*Objective*.
Report only the number of lines in the records that contain the word "Rasterizer".

*Source material*.
════
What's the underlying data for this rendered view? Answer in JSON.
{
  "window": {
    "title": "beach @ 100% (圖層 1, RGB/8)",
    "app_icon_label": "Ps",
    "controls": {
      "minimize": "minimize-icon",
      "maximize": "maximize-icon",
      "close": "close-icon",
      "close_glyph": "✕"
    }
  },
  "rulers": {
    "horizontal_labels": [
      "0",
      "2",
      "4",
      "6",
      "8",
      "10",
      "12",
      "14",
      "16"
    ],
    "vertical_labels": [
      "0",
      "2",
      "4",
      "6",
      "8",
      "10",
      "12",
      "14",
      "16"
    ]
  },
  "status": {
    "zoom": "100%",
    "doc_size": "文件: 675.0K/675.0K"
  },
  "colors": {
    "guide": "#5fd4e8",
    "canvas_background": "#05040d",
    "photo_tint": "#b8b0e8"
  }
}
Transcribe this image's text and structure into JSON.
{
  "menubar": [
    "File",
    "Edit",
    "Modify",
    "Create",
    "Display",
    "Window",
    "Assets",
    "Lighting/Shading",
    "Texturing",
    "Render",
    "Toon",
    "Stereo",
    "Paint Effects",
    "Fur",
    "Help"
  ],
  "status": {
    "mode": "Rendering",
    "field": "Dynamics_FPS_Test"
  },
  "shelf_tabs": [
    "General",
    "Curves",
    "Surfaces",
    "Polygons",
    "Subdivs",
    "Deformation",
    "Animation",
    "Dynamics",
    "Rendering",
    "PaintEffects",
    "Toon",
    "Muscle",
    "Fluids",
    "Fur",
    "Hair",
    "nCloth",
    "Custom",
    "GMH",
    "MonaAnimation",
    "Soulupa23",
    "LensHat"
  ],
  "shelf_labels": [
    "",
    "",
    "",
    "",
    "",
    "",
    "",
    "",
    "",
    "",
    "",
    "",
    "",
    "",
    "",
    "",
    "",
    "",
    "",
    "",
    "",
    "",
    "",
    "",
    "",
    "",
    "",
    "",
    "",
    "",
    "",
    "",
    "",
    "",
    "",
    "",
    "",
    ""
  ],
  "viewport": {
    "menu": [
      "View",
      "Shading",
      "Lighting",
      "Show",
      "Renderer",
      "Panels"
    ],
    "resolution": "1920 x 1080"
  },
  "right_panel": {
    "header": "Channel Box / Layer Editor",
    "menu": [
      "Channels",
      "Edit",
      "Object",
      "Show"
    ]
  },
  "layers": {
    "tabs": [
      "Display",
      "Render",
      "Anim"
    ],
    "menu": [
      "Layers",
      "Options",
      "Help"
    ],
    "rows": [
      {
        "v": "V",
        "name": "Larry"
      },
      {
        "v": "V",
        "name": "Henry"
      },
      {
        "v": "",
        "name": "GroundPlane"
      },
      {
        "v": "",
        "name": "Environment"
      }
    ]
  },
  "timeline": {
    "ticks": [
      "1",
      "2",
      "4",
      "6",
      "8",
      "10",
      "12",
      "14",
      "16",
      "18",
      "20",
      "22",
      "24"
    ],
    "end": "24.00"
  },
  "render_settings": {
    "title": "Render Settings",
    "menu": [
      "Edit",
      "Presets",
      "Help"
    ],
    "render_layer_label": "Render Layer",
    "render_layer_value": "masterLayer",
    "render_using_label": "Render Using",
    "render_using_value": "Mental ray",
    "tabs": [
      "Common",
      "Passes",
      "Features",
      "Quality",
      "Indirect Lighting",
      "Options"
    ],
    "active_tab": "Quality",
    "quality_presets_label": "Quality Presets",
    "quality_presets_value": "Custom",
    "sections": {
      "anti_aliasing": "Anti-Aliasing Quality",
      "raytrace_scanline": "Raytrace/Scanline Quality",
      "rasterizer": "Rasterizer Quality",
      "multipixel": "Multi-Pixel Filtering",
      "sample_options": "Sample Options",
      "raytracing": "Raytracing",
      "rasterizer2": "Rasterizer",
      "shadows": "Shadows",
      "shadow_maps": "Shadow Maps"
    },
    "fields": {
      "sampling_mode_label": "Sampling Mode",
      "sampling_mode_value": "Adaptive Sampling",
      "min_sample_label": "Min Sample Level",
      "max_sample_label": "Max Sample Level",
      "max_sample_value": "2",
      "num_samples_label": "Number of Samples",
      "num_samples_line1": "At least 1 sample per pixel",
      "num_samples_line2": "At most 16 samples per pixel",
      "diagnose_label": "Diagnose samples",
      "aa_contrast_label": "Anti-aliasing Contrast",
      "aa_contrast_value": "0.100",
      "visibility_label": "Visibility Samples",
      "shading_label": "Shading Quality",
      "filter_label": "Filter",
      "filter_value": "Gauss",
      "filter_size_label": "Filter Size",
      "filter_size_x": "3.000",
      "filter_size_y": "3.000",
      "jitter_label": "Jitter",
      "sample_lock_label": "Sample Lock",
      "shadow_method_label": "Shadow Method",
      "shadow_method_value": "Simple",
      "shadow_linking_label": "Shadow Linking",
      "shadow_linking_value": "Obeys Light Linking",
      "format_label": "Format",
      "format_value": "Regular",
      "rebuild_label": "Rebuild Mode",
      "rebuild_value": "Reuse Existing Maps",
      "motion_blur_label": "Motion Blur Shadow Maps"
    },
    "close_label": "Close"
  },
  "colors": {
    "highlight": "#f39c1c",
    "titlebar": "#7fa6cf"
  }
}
════
*Solution for this exercise*.
2